Aim:
Copy every line of the material below word for word.

════════

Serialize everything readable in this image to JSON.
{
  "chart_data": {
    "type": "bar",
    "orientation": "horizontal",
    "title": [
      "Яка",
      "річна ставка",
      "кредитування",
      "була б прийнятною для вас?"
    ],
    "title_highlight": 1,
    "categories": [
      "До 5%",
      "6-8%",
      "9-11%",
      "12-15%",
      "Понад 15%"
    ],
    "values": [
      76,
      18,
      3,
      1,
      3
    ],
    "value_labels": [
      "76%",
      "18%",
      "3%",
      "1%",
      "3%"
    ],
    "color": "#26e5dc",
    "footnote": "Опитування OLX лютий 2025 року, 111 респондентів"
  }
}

════════

Answer for this exercise:
Serialize everything readable in this image to JSON.
{
  "chart_data": {
    "type": "bar",
    "orientation": "horizontal",
    "title": [
      "Яка",
      "річна ставка",
      "кредитування",
      "була б прийнятною для вас?"
    ],
    "title_highlight": 1,
    "categories": [
      "До 5%",
      "6-8%",
      "9-11%",
      "12-15%",
      "Понад 15%"
    ],
    "values": [
      76,
      18,
      3,
      1,
      3
    ],
    "value_labels": [
      "76%",
      "18%",
      "3%",
      "1%",
      "3%"
    ],
    "color": "#26e5dc",
    "footnote": "Опитування OLX лютий 2025 року, 111 респондентів"
  }
}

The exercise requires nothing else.